**Supplied entries:**
....
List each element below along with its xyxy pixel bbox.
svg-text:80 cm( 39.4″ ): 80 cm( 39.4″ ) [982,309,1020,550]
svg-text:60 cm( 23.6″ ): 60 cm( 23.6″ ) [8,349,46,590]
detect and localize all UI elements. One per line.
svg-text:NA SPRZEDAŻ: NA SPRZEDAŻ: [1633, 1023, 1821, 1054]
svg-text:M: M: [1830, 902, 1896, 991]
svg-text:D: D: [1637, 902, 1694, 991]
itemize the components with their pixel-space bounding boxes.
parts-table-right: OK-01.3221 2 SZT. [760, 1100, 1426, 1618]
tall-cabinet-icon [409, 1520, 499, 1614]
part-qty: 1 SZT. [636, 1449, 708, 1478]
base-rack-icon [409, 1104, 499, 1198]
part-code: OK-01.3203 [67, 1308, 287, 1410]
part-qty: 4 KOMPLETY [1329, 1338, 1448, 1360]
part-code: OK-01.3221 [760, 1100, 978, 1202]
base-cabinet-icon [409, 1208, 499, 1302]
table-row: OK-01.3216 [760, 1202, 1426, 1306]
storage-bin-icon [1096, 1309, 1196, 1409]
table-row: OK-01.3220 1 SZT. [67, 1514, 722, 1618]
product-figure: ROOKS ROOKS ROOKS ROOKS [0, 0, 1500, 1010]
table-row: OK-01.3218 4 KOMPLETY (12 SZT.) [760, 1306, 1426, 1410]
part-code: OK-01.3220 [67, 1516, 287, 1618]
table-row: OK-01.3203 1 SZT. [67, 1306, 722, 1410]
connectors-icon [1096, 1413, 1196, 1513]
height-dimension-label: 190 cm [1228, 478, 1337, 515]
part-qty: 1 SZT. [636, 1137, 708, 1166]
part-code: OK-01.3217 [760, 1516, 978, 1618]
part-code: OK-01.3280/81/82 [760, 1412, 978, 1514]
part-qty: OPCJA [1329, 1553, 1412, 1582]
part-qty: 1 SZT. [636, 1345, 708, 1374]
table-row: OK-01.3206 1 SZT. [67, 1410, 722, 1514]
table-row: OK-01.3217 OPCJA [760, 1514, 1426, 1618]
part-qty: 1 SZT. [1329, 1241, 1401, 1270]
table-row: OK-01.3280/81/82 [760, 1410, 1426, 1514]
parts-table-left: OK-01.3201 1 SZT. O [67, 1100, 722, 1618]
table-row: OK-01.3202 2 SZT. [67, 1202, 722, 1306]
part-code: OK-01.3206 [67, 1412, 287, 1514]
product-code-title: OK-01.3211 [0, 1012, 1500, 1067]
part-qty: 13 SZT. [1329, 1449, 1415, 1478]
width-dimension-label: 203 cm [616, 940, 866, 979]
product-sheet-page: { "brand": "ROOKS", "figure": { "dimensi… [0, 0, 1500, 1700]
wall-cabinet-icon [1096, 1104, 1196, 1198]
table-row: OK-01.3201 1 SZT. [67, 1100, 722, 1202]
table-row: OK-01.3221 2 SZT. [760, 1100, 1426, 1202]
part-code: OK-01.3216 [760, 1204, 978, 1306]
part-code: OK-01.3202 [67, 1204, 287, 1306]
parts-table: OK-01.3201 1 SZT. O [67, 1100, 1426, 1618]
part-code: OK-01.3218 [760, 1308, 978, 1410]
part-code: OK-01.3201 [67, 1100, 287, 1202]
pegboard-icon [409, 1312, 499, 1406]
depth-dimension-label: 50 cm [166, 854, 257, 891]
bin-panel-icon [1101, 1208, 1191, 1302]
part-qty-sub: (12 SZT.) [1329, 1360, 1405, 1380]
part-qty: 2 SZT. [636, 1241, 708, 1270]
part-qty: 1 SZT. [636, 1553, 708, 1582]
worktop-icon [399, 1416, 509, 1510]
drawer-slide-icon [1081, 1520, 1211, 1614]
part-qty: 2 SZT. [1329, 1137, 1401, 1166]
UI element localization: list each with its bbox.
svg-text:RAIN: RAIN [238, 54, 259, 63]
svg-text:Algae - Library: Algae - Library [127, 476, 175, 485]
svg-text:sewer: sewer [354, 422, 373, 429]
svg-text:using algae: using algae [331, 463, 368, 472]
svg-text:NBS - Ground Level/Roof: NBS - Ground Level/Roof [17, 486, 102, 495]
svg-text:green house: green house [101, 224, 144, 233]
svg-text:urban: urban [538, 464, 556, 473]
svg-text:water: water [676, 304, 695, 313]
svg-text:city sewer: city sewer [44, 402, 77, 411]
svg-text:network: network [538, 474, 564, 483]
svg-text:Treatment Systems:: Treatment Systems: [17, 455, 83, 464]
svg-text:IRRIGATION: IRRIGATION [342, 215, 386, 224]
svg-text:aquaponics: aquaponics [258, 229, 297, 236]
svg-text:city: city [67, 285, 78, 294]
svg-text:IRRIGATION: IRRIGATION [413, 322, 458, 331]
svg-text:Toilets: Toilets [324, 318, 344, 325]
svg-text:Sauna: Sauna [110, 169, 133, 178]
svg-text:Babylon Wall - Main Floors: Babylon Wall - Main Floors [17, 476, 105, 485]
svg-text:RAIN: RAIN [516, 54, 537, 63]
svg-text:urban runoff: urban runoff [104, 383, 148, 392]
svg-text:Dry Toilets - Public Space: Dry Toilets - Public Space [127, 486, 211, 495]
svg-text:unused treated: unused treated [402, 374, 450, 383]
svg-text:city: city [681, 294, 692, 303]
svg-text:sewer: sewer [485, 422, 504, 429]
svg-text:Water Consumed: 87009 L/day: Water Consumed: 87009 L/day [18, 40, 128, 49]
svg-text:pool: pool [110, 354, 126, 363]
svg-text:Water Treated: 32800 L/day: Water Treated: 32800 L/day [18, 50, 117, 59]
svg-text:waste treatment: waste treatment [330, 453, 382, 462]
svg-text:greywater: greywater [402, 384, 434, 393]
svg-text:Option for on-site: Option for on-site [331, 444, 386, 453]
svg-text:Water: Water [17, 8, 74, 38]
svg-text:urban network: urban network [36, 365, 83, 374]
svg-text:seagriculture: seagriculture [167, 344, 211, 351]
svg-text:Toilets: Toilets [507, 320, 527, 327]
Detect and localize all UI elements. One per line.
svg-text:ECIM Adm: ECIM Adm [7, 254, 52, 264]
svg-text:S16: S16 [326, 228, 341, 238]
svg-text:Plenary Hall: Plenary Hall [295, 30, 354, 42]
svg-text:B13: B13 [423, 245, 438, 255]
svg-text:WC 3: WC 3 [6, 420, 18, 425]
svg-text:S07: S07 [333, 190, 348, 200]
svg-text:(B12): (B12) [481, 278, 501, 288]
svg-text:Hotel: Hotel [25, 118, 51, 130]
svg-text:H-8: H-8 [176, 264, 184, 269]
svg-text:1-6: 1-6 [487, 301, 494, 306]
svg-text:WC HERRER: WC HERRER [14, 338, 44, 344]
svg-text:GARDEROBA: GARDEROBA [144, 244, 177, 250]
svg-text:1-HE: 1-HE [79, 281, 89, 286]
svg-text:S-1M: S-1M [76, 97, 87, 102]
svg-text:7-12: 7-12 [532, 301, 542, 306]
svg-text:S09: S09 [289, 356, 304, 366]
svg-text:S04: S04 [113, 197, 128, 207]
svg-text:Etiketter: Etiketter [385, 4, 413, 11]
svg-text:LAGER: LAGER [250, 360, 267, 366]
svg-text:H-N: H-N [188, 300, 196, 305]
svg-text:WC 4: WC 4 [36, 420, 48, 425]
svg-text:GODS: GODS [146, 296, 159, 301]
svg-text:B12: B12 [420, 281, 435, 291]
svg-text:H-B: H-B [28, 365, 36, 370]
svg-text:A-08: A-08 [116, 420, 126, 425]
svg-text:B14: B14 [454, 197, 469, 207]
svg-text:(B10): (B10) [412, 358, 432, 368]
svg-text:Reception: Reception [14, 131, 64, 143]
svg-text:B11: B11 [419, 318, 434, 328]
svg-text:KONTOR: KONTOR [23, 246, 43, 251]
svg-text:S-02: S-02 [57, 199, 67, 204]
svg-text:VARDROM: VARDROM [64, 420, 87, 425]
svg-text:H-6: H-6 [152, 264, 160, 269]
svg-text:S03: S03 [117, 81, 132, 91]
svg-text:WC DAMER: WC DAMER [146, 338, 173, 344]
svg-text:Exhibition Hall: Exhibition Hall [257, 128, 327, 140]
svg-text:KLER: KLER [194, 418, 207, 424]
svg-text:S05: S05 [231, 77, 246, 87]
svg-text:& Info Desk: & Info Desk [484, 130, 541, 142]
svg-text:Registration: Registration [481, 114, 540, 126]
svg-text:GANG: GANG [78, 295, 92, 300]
....
**Direction:** Convert the material, from its first line through the line containing "part-code: OK-01.3280/81/82 [760, 1412, 978, 1514]", into a Markdown table with the columns Row and Line, giving each line a row number and leaving out blank lines.

**Exercise output:**
| Row | Line |
|---|---|
| 1 | List each element below along with its xyxy pixel bbox. |
| 2 | svg-text:80 cm( 39.4″ ): 80 cm( 39.4″ ) [982,309,1020,550] |
| 3 | svg-text:60 cm( 23.6″ ): 60 cm( 23.6″ ) [8,349,46,590] |
| 4 | detect and localize all UI elements. One per line. |
| 5 | svg-text:NA SPRZEDAŻ: NA SPRZEDAŻ: [1633, 1023, 1821, 1054] |
| 6 | svg-text:M: M: [1830, 902, 1896, 991] |
| 7 | svg-text:D: D: [1637, 902, 1694, 991] |
| 8 | itemize the components with their pixel-space bounding boxes. |
| 9 | parts-table-right: OK-01.3221 2 SZT. [760, 1100, 1426, 1618] |
| 10 | tall-cabinet-icon [409, 1520, 499, 1614] |
| 11 | part-qty: 1 SZT. [636, 1449, 708, 1478] |
| 12 | base-rack-icon [409, 1104, 499, 1198] |
| 13 | part-code: OK-01.3203 [67, 1308, 287, 1410] |
| 14 | part-qty: 4 KOMPLETY [1329, 1338, 1448, 1360] |
| 15 | part-code: OK-01.3221 [760, 1100, 978, 1202] |
| 16 | base-cabinet-icon [409, 1208, 499, 1302] |
| 17 | table-row: OK-01.3216 [760, 1202, 1426, 1306] |
| 18 | storage-bin-icon [1096, 1309, 1196, 1409] |
| 19 | table-row: OK-01.3220 1 SZT. [67, 1514, 722, 1618] |
| 20 | product-figure: ROOKS ROOKS ROOKS ROOKS [0, 0, 1500, 1010] |
| 21 | table-row: OK-01.3218 4 KOMPLETY (12 SZT.) [760, 1306, 1426, 1410] |
| 22 | part-code: OK-01.3220 [67, 1516, 287, 1618] |
| 23 | table-row: OK-01.3203 1 SZT. [67, 1306, 722, 1410] |
| 24 | connectors-icon [1096, 1413, 1196, 1513] |
| 25 | height-dimension-label: 190 cm [1228, 478, 1337, 515] |
| 26 | part-qty: 1 SZT. [636, 1137, 708, 1166] |
| 27 | part-code: OK-01.3217 [760, 1516, 978, 1618] |
| 28 | part-code: OK-01.3280/81/82 [760, 1412, 978, 1514] |